**Required work**
Repeat the records below exactly, leaving out every picture.

*** Entries provided ***

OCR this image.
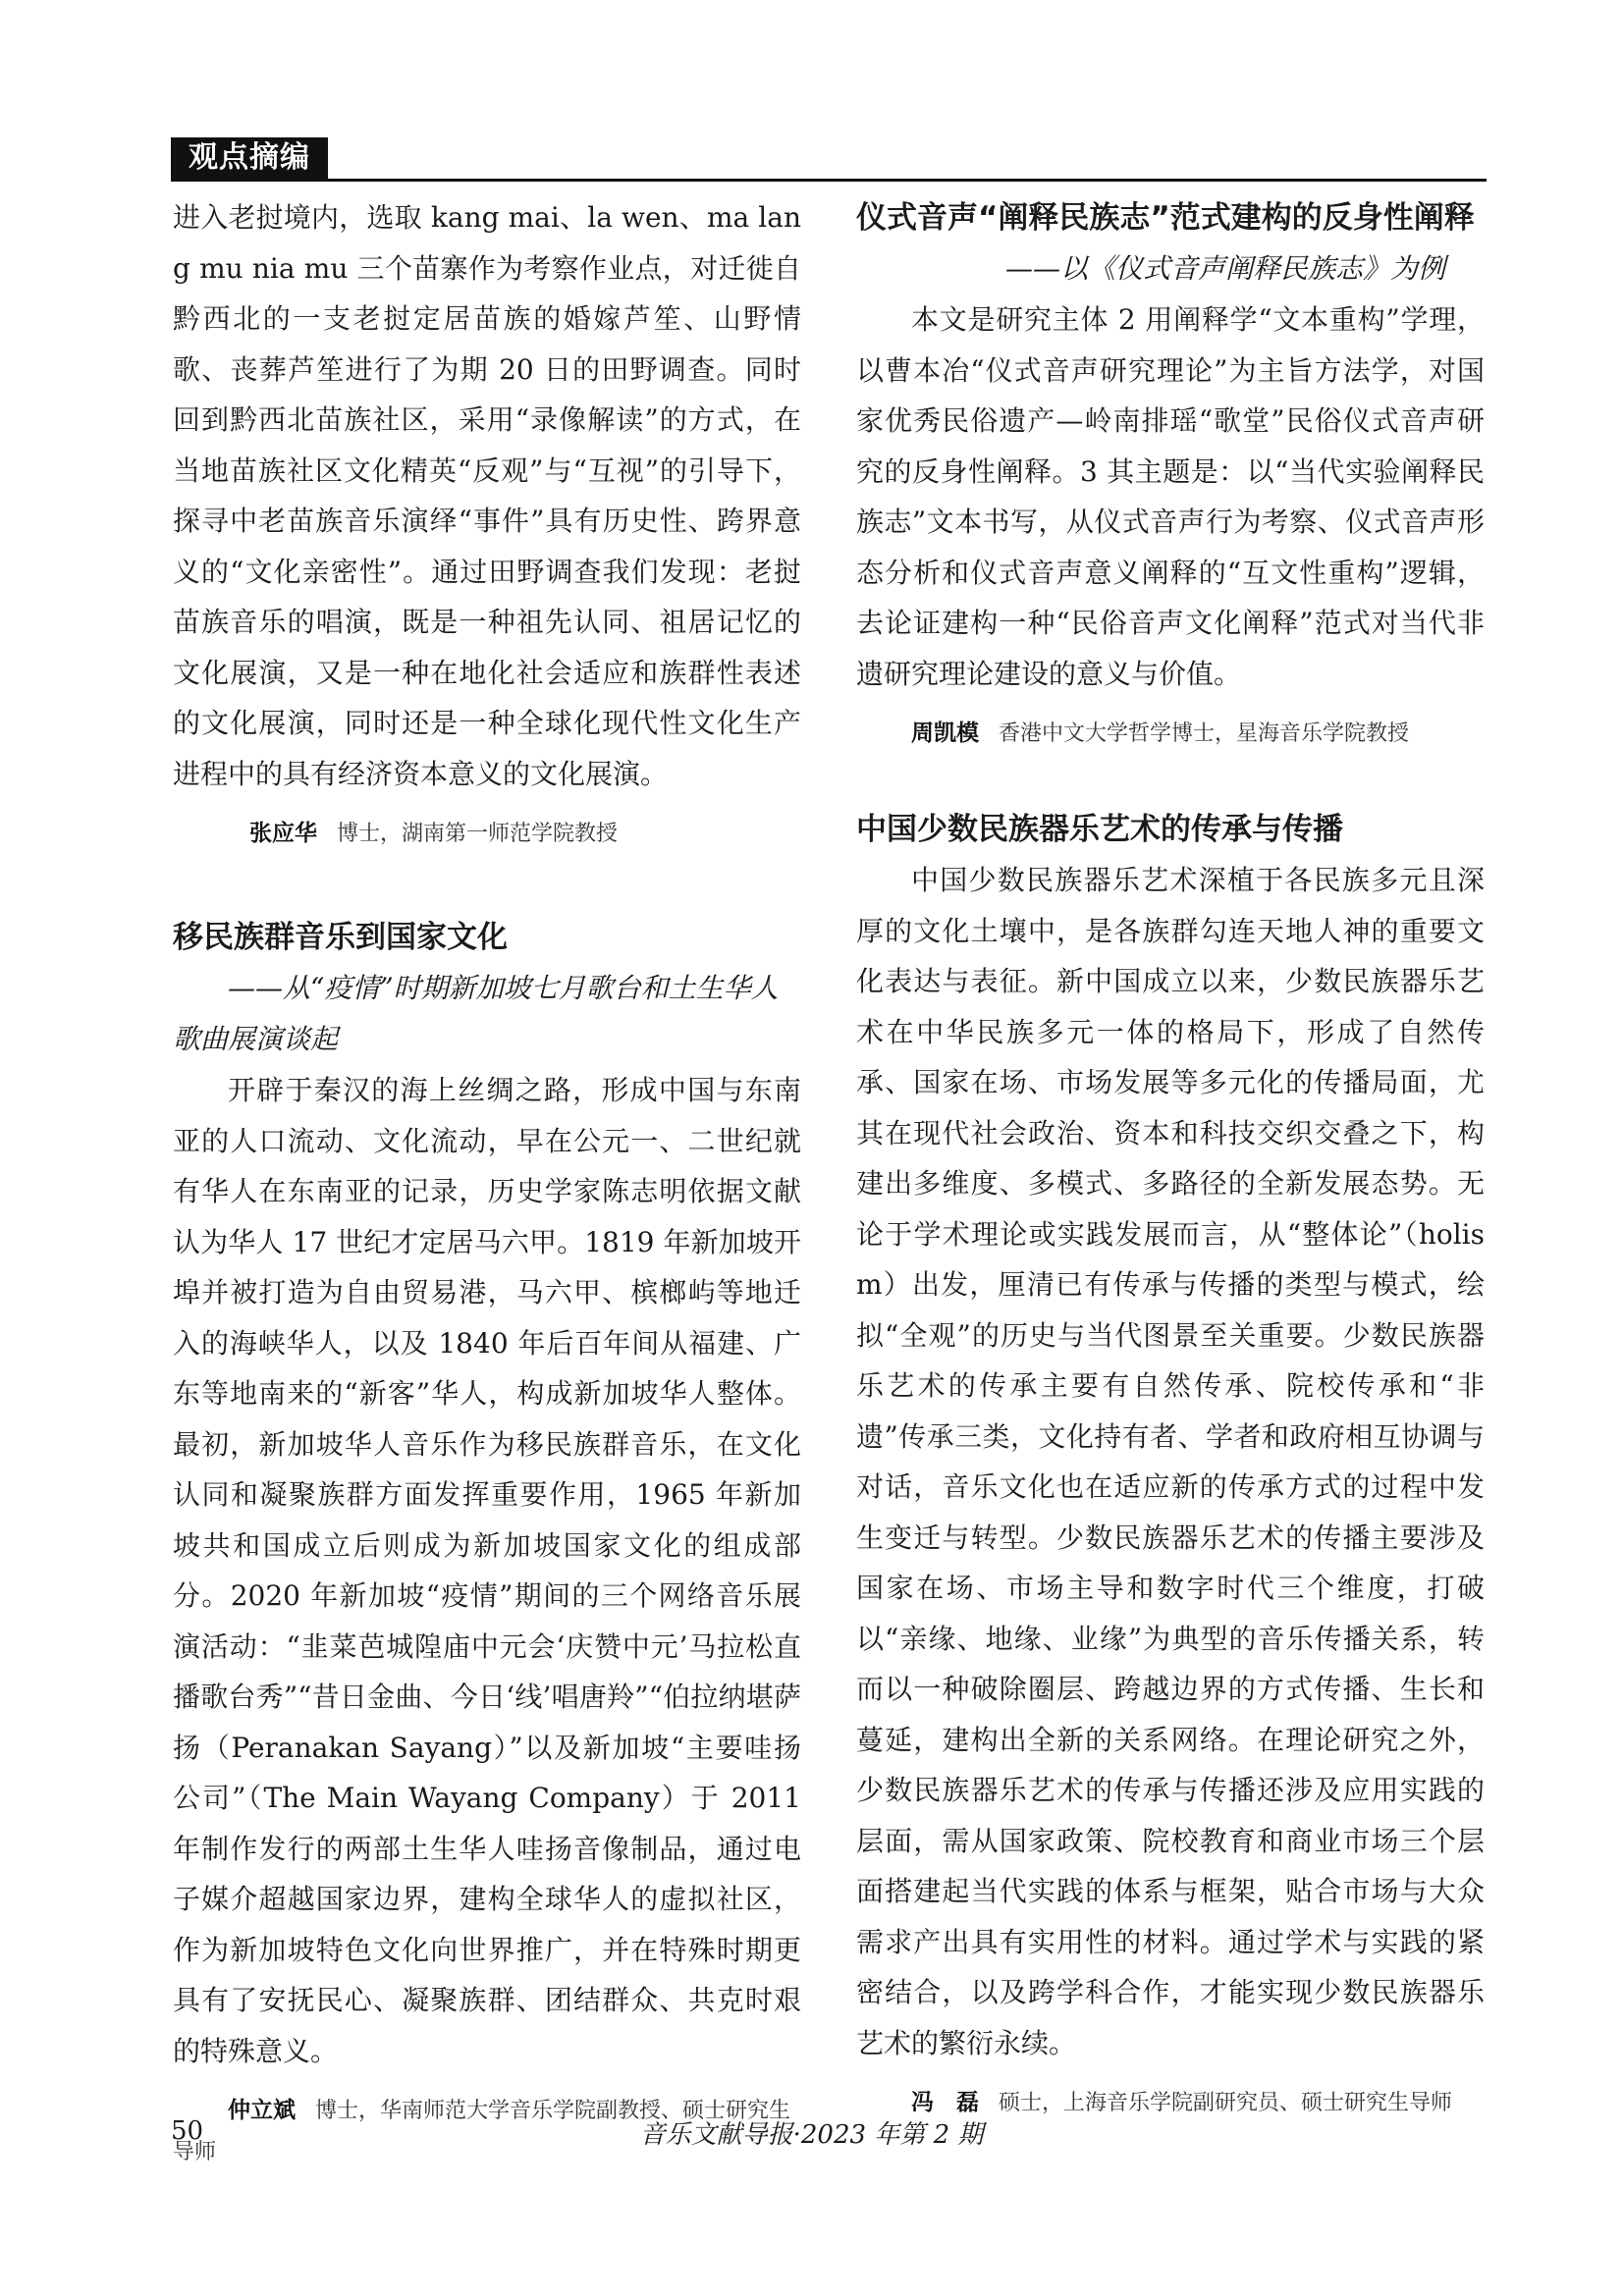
观点摘编

进入老挝境内，选取 kang mai、la wen、ma lang mu nia mu 三个苗寨作为考察作业点，对迁徙自黔西北的一支老挝定居苗族的婚嫁芦笙、山野情歌、丧葬芦笙进行了为期 20 日的田野调查。同时回到黔西北苗族社区，采用“录像解读”的方式，在当地苗族社区文化精英“反观”与“互视”的引导下，探寻中老苗族音乐演绎“事件”具有历史性、跨界意义的“文化亲密性”。通过田野调查我们发现：老挝苗族音乐的唱演，既是一种祖先认同、祖居记忆的文化展演，又是一种在地化社会适应和族群性表述的文化展演，同时还是一种全球化现代性文化生产进程中的具有经济资本意义的文化展演。

张应华 博士，湖南第一师范学院教授

移民族群音乐到国家文化

——从“疫情”时期新加坡七月歌台和土生华人歌曲展演谈起

开辟于秦汉的海上丝绸之路，形成中国与东南亚的人口流动、文化流动，早在公元一、二世纪就有华人在东南亚的记录，历史学家陈志明依据文献认为华人 17 世纪才定居马六甲。1819 年新加坡开埠并被打造为自由贸易港，马六甲、槟榔屿等地迁入的海峡华人，以及 1840 年后百年间从福建、广东等地南来的“新客”华人，构成新加坡华人整体。最初，新加坡华人音乐作为移民族群音乐，在文化认同和凝聚族群方面发挥重要作用，1965 年新加坡共和国成立后则成为新加坡国家文化的组成部分。2020 年新加坡“疫情”期间的三个网络音乐展演活动：“韭菜芭城隍庙中元会‘庆赞中元’马拉松直播歌台秀”“昔日金曲、今日‘线’唱唐羚”“伯拉纳堪萨扬（Peranakan Sayang）”以及新加坡“主要哇扬公司”（The Main Wayang Company）于 2011 年制作发行的两部土生华人哇扬音像制品，通过电子媒介超越国家边界，建构全球华人的虚拟社区，作为新加坡特色文化向世界推广，并在特殊时期更具有了安抚民心、凝聚族群、团结群众、共克时艰的特殊意义。

仲立斌 博士，华南师范大学音乐学院副教授、硕士研究生导师

仪式音声“阐释民族志”范式建构的反身性阐释

——以《仪式音声阐释民族志》为例

本文是研究主体 2 用阐释学“文本重构”学理，以曹本冶“仪式音声研究理论”为主旨方法学，对国家优秀民俗遗产—岭南排瑶“歌堂”民俗仪式音声研究的反身性阐释。3 其主题是：以“当代实验阐释民族志”文本书写，从仪式音声行为考察、仪式音声形态分析和仪式音声意义阐释的“互文性重构”逻辑，去论证建构一种“民俗音声文化阐释”范式对当代非遗研究理论建设的意义与价值。

周凯模 香港中文大学哲学博士，星海音乐学院教授

中国少数民族器乐艺术的传承与传播

中国少数民族器乐艺术深植于各民族多元且深厚的文化土壤中，是各族群勾连天地人神的重要文化表达与表征。新中国成立以来，少数民族器乐艺术在中华民族多元一体的格局下，形成了自然传承、国家在场、市场发展等多元化的传播局面，尤其在现代社会政治、资本和科技交织交叠之下，构建出多维度、多模式、多路径的全新发展态势。无论于学术理论或实践发展而言，从“整体论”（holism）出发，厘清已有传承与传播的类型与模式，绘拟“全观”的历史与当代图景至关重要。少数民族器乐艺术的传承主要有自然传承、院校传承和“非遗”传承三类，文化持有者、学者和政府相互协调与对话，音乐文化也在适应新的传承方式的过程中发生变迁与转型。少数民族器乐艺术的传播主要涉及国家在场、市场主导和数字时代三个维度，打破以“亲缘、地缘、业缘”为典型的音乐传播关系，转而以一种破除圈层、跨越边界的方式传播、生长和蔓延，建构出全新的关系网络。在理论研究之外，少数民族器乐艺术的传承与传播还涉及应用实践的层面，需从国家政策、院校教育和商业市场三个层面搭建起当代实践的体系与框架，贴合市场与大众需求产出具有实用性的材料。通过学术与实践的紧密结合，以及跨学科合作，才能实现少数民族器乐艺术的繁衍永续。

冯　磊 硕士，上海音乐学院副研究员、硕士研究生导师

50	音乐文献导报·2023 年第 2 期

***

**Written solution**
OCR this image.
观点摘编

进入老挝境内，选取 kang mai、la wen、ma lang mu nia mu 三个苗寨作为考察作业点，对迁徙自黔西北的一支老挝定居苗族的婚嫁芦笙、山野情歌、丧葬芦笙进行了为期 20 日的田野调查。同时回到黔西北苗族社区，采用“录像解读”的方式，在当地苗族社区文化精英“反观”与“互视”的引导下，探寻中老苗族音乐演绎“事件”具有历史性、跨界意义的“文化亲密性”。通过田野调查我们发现：老挝苗族音乐的唱演，既是一种祖先认同、祖居记忆的文化展演，又是一种在地化社会适应和族群性表述的文化展演，同时还是一种全球化现代性文化生产进程中的具有经济资本意义的文化展演。

张应华 博士，湖南第一师范学院教授

移民族群音乐到国家文化

——从“疫情”时期新加坡七月歌台和土生华人歌曲展演谈起

开辟于秦汉的海上丝绸之路，形成中国与东南亚的人口流动、文化流动，早在公元一、二世纪就有华人在东南亚的记录，历史学家陈志明依据文献认为华人 17 世纪才定居马六甲。1819 年新加坡开埠并被打造为自由贸易港，马六甲、槟榔屿等地迁入的海峡华人，以及 1840 年后百年间从福建、广东等地南来的“新客”华人，构成新加坡华人整体。最初，新加坡华人音乐作为移民族群音乐，在文化认同和凝聚族群方面发挥重要作用，1965 年新加坡共和国成立后则成为新加坡国家文化的组成部分。2020 年新加坡“疫情”期间的三个网络音乐展演活动：“韭菜芭城隍庙中元会‘庆赞中元’马拉松直播歌台秀”“昔日金曲、今日‘线’唱唐羚”“伯拉纳堪萨扬（Peranakan Sayang）”以及新加坡“主要哇扬公司”（The Main Wayang Company）于 2011 年制作发行的两部土生华人哇扬音像制品，通过电子媒介超越国家边界，建构全球华人的虚拟社区，作为新加坡特色文化向世界推广，并在特殊时期更具有了安抚民心、凝聚族群、团结群众、共克时艰的特殊意义。

仲立斌 博士，华南师范大学音乐学院副教授、硕士研究生导师

仪式音声“阐释民族志”范式建构的反身性阐释

——以《仪式音声阐释民族志》为例

本文是研究主体 2 用阐释学“文本重构”学理，以曹本冶“仪式音声研究理论”为主旨方法学，对国家优秀民俗遗产—岭南排瑶“歌堂”民俗仪式音声研究的反身性阐释。3 其主题是：以“当代实验阐释民族志”文本书写，从仪式音声行为考察、仪式音声形态分析和仪式音声意义阐释的“互文性重构”逻辑，去论证建构一种“民俗音声文化阐释”范式对当代非遗研究理论建设的意义与价值。

周凯模 香港中文大学哲学博士，星海音乐学院教授

中国少数民族器乐艺术的传承与传播

中国少数民族器乐艺术深植于各民族多元且深厚的文化土壤中，是各族群勾连天地人神的重要文化表达与表征。新中国成立以来，少数民族器乐艺术在中华民族多元一体的格局下，形成了自然传承、国家在场、市场发展等多元化的传播局面，尤其在现代社会政治、资本和科技交织交叠之下，构建出多维度、多模式、多路径的全新发展态势。无论于学术理论或实践发展而言，从“整体论”（holism）出发，厘清已有传承与传播的类型与模式，绘拟“全观”的历史与当代图景至关重要。少数民族器乐艺术的传承主要有自然传承、院校传承和“非遗”传承三类，文化持有者、学者和政府相互协调与对话，音乐文化也在适应新的传承方式的过程中发生变迁与转型。少数民族器乐艺术的传播主要涉及国家在场、市场主导和数字时代三个维度，打破以“亲缘、地缘、业缘”为典型的音乐传播关系，转而以一种破除圈层、跨越边界的方式传播、生长和蔓延，建构出全新的关系网络。在理论研究之外，少数民族器乐艺术的传承与传播还涉及应用实践的层面，需从国家政策、院校教育和商业市场三个层面搭建起当代实践的体系与框架，贴合市场与大众需求产出具有实用性的材料。通过学术与实践的紧密结合，以及跨学科合作，才能实现少数民族器乐艺术的繁衍永续。

冯　磊 硕士，上海音乐学院副研究员、硕士研究生导师

50	音乐文献导报·2023 年第 2 期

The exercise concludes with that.